Aim of the task =>
Wherever "number" appears in a line, list that line.
-- START OF Entries provided --
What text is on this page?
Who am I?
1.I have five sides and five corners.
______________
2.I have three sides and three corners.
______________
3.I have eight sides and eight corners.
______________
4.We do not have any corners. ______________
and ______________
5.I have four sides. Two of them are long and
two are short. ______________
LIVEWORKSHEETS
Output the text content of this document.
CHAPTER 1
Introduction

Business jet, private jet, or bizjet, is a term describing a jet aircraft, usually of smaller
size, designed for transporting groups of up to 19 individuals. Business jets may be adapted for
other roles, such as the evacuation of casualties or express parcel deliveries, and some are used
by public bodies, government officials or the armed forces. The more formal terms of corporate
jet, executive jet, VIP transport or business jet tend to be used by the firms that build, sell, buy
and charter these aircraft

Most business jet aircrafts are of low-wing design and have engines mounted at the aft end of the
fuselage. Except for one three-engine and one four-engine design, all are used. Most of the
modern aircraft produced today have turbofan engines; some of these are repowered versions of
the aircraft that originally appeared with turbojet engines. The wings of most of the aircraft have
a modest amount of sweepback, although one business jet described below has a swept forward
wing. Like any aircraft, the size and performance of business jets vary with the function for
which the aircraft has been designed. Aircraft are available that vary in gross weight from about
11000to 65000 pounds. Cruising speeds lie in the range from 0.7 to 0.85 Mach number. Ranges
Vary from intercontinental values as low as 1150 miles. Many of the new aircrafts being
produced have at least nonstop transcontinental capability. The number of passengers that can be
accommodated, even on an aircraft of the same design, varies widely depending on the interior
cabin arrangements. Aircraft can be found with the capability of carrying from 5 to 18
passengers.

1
-- END OF Entries provided --
Complete answer =>
11000to 65000 pounds. Cruising speeds lie in the range from 0.7 to 0.85 Mach number. Ranges
produced have at least nonstop transcontinental capability. The number of passengers that can be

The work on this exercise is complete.